Stated task: Looking through the listing, how many of its lines hold the word "السين"? Answer with only the number.

Exercise input:
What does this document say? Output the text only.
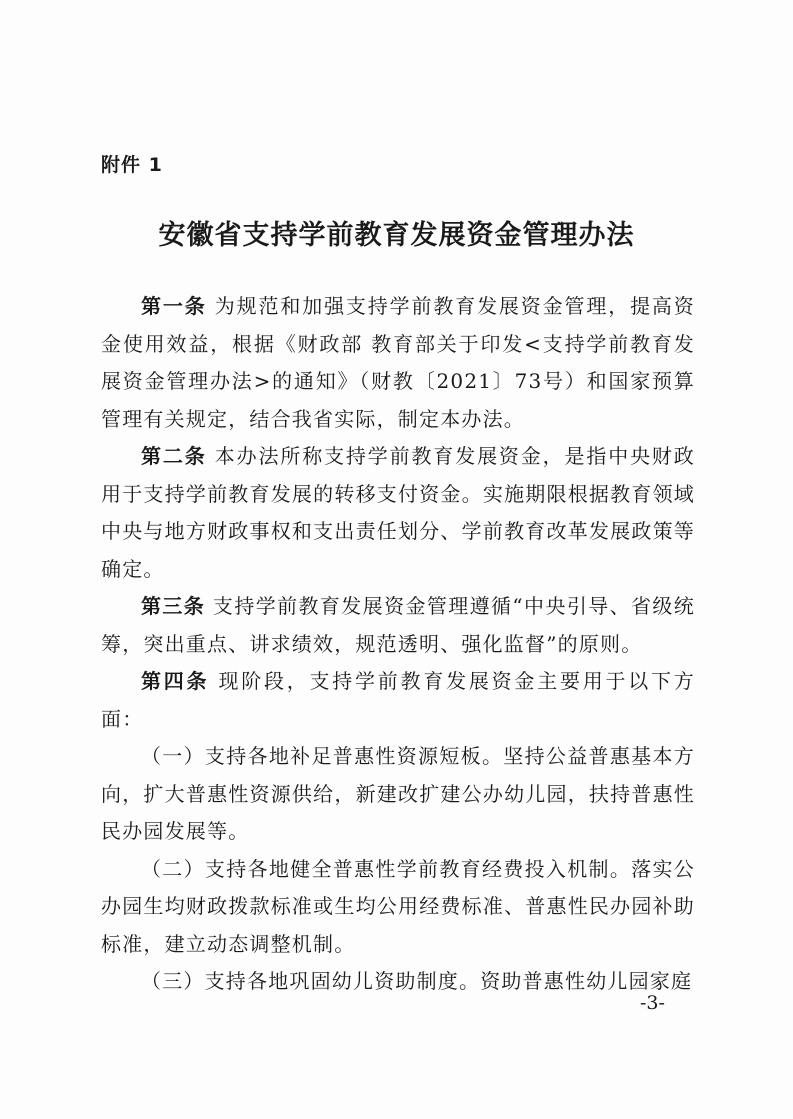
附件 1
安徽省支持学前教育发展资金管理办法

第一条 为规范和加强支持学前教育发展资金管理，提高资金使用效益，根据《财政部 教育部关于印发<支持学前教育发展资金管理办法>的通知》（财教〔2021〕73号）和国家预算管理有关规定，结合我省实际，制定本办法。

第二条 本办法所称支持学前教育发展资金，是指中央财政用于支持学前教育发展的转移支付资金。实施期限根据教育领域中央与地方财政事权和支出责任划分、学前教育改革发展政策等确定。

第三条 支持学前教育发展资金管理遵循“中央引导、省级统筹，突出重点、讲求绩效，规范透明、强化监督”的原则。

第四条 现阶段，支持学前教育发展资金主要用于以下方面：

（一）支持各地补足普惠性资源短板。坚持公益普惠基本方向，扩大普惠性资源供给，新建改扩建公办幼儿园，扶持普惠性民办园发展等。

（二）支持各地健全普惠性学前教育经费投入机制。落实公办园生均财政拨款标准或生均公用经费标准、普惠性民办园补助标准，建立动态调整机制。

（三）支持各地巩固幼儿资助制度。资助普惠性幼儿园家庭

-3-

==

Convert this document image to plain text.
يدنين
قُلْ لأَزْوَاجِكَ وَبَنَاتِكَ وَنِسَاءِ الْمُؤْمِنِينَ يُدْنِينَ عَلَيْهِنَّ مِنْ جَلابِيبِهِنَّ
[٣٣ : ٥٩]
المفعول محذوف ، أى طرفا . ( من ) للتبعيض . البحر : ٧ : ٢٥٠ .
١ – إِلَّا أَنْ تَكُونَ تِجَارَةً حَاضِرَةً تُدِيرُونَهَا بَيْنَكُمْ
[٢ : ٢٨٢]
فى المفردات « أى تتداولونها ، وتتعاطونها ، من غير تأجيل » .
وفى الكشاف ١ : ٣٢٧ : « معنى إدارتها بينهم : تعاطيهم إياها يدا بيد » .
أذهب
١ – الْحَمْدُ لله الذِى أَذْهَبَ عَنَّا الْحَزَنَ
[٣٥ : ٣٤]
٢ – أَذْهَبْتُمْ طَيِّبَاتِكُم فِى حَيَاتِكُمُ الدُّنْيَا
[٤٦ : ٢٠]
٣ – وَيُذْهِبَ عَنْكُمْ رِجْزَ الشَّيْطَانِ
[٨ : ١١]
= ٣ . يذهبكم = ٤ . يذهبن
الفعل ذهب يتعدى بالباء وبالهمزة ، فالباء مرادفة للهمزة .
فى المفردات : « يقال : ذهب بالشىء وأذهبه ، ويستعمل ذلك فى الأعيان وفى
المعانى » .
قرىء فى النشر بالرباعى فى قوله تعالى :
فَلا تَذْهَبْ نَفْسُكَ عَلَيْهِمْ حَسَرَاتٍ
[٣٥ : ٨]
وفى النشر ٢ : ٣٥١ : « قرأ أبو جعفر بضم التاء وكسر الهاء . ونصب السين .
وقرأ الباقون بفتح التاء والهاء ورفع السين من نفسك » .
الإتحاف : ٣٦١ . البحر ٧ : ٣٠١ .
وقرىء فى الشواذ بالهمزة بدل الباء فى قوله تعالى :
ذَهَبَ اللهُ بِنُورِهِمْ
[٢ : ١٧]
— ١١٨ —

---

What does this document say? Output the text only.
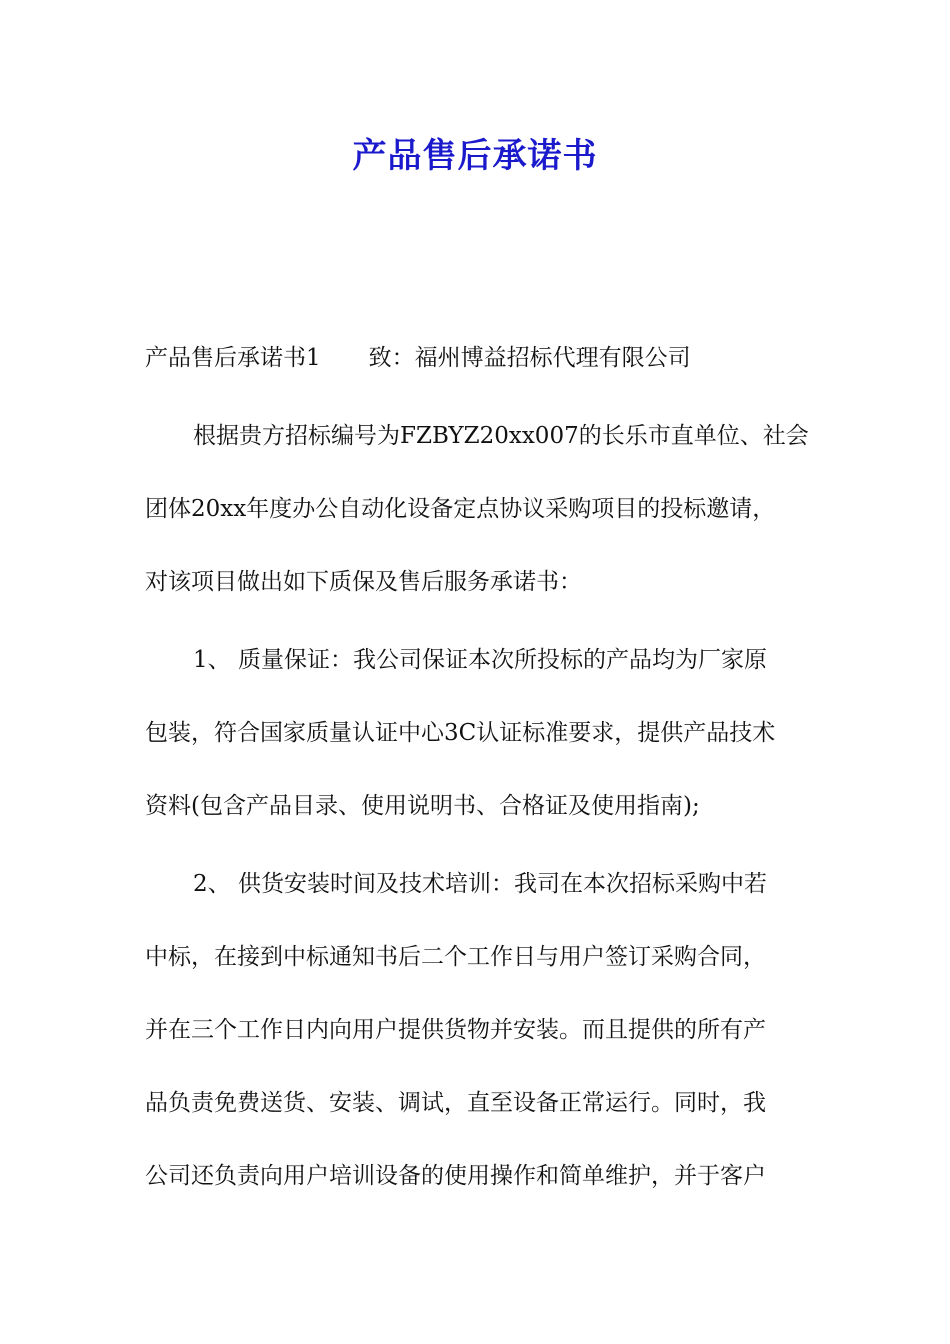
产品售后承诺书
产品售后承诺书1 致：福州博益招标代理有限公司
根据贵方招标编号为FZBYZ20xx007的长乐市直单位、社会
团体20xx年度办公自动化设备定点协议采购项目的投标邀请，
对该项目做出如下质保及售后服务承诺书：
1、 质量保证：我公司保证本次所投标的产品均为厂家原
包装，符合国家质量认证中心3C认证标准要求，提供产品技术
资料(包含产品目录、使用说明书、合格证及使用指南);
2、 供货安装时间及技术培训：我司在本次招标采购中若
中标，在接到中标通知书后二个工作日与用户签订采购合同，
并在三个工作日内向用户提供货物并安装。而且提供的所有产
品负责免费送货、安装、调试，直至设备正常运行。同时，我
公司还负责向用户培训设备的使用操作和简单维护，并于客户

Exercise result: 2